* **What is expected**: Search the records for the word "Model" and pick out every line that has it.

* **Extracted data**:
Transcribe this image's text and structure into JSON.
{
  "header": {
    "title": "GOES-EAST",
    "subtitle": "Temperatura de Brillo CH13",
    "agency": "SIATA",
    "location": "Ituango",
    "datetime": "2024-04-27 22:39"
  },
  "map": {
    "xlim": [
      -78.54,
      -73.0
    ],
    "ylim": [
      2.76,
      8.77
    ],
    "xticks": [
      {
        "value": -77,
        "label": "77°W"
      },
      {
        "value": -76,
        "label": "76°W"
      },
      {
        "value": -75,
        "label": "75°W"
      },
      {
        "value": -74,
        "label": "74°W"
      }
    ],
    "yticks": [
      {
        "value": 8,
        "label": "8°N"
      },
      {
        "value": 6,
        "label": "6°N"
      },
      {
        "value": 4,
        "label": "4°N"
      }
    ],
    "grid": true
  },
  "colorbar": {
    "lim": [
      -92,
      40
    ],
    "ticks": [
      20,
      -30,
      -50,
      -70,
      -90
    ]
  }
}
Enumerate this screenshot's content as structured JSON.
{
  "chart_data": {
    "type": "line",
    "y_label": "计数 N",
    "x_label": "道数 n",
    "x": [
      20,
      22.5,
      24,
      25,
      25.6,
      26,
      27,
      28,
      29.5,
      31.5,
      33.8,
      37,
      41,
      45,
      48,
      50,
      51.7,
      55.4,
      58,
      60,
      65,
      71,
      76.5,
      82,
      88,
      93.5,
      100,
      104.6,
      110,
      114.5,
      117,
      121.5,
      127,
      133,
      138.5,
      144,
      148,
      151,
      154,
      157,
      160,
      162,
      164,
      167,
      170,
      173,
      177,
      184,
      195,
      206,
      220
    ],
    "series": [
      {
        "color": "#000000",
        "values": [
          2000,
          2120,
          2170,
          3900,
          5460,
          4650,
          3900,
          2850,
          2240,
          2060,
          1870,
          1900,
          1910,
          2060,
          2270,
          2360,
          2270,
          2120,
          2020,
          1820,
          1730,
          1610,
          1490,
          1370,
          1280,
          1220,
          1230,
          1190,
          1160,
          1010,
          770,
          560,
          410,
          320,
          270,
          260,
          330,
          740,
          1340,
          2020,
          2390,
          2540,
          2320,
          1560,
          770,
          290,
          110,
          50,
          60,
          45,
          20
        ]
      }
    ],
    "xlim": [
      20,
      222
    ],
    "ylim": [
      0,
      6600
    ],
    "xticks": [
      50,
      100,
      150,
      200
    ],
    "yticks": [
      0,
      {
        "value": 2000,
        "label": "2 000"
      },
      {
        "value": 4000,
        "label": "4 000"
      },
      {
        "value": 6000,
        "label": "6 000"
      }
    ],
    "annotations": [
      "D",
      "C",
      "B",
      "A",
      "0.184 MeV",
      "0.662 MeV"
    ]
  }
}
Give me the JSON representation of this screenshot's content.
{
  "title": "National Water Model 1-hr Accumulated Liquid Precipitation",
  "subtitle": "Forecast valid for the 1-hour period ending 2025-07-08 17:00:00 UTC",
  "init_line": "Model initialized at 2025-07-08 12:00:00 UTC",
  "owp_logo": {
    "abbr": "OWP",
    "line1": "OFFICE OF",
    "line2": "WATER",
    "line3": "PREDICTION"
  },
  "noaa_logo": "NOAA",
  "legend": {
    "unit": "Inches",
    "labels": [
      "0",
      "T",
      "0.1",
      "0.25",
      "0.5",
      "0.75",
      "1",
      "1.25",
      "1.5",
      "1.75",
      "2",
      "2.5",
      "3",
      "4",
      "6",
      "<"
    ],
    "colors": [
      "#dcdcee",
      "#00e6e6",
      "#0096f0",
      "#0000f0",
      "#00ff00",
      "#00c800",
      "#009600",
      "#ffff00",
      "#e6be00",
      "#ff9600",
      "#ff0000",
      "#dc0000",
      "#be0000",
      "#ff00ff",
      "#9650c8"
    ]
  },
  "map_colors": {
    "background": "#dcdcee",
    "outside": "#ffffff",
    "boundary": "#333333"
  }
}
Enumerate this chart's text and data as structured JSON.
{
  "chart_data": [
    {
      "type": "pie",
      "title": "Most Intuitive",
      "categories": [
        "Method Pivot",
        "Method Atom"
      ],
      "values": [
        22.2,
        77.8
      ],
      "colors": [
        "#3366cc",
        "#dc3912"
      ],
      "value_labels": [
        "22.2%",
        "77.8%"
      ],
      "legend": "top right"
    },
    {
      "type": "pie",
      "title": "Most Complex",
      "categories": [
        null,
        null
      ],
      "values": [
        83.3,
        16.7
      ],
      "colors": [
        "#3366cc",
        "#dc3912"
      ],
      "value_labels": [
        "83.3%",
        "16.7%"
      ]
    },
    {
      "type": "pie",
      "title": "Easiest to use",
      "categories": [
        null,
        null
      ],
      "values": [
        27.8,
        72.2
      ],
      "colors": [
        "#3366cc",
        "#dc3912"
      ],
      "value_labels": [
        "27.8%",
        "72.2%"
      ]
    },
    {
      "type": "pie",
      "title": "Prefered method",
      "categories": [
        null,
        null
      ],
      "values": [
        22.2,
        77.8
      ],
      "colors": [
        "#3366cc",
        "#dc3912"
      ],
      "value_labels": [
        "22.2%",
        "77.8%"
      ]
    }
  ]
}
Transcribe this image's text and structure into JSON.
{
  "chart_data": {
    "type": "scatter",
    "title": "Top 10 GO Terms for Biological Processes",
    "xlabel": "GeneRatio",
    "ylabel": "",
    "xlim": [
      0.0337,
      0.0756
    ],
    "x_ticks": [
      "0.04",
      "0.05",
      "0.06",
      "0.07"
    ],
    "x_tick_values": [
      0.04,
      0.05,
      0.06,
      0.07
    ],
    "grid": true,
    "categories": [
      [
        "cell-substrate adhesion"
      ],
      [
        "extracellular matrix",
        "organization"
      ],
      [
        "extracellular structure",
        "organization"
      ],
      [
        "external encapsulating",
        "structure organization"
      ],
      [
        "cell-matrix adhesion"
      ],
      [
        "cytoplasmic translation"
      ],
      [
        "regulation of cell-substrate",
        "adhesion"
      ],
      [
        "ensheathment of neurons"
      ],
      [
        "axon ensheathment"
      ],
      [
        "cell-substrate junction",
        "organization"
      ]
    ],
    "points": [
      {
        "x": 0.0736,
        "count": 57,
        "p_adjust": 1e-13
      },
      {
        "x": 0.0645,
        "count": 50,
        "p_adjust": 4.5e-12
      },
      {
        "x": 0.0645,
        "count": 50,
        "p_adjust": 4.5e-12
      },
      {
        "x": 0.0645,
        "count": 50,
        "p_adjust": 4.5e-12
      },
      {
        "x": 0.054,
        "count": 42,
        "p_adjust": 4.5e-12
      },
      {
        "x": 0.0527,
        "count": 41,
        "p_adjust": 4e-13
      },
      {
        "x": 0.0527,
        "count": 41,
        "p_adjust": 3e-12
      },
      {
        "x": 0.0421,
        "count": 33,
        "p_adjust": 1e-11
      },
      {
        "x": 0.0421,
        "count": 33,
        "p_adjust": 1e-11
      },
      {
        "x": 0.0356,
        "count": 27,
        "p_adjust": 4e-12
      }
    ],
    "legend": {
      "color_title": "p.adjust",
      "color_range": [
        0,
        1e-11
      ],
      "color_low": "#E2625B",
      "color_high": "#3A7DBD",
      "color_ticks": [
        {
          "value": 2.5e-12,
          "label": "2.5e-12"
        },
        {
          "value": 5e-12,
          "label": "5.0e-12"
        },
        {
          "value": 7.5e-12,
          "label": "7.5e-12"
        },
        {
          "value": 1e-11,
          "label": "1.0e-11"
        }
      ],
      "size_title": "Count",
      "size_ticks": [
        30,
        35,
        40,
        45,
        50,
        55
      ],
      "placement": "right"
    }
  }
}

* **Solved exercise**:
  "title": "National Water Model 1-hr Accumulated Liquid Precipitation",
  "init_line": "Model initialized at 2025-07-08 12:00:00 UTC",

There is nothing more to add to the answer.